## Stated problem
Quote the whole listing word for word. Do not include the pictures.

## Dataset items
┌──
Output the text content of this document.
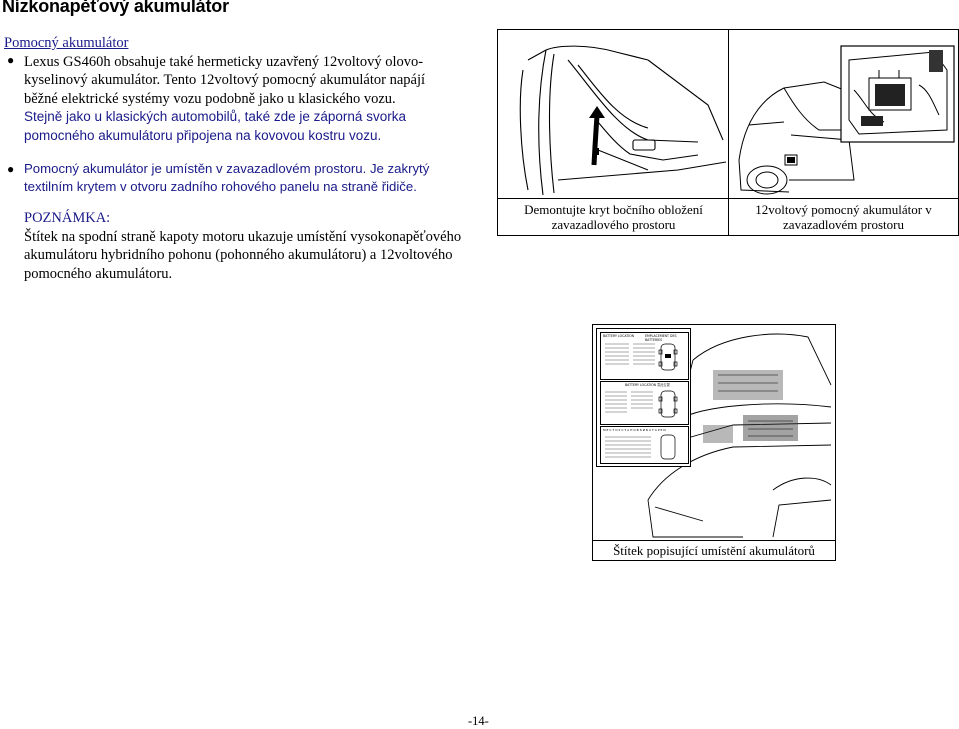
Nízkonapěťový akumulátor
Pomocný akumulátor
● Lexus GS460h obsahuje také hermeticky uzavřený 12voltový olovo-
kyselinový akumulátor. Tento 12voltový pomocný akumulátor napájí
běžné elektrické systémy vozu podobně jako u klasického vozu.
Stejně jako u klasických automobilů, také zde je záporná svorka
pomocného akumulátoru připojena na kovovou kostru vozu.
● Pomocný akumulátor je umístěn v zavazadlovém prostoru. Je zakrytý
textilním krytem v otvoru zadního rohového panelu na straně řidiče.
POZNÁMKA:
Štítek na spodní straně kapoty motoru ukazuje umístění vysokonapěťového
akumulátoru hybridního pohonu (pohonného akumulátoru) a 12voltového
pomocného akumulátoru.
Demontujte kryt bočního obložení
zavazadlového prostoru
12voltový pomocný akumulátor v
zavazadlovém prostoru
BATTERY LOCATION	EMPLACEMENT DES BATTERIES
BATTERY LOCATION 電池位置
М Е С Т О У С Т А Н О В К И Б А Т А Р Е И
Štítek popisující umístění akumulátorů
-14-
└──
## Task result
Output the text content of this document.
Nízkonapěťový akumulátor
Pomocný akumulátor
● Lexus GS460h obsahuje také hermeticky uzavřený 12voltový olovo-
kyselinový akumulátor. Tento 12voltový pomocný akumulátor napájí
běžné elektrické systémy vozu podobně jako u klasického vozu.
Stejně jako u klasických automobilů, také zde je záporná svorka
pomocného akumulátoru připojena na kovovou kostru vozu.
● Pomocný akumulátor je umístěn v zavazadlovém prostoru. Je zakrytý
textilním krytem v otvoru zadního rohového panelu na straně řidiče.
POZNÁMKA:
Štítek na spodní straně kapoty motoru ukazuje umístění vysokonapěťového
akumulátoru hybridního pohonu (pohonného akumulátoru) a 12voltového
pomocného akumulátoru.
Demontujte kryt bočního obložení
zavazadlového prostoru
12voltový pomocný akumulátor v
zavazadlovém prostoru
BATTERY LOCATION	EMPLACEMENT DES BATTERIES
BATTERY LOCATION 電池位置
М Е С Т О У С Т А Н О В К И Б А Т А Р Е И
Štítek popisující umístění akumulátorů
-14-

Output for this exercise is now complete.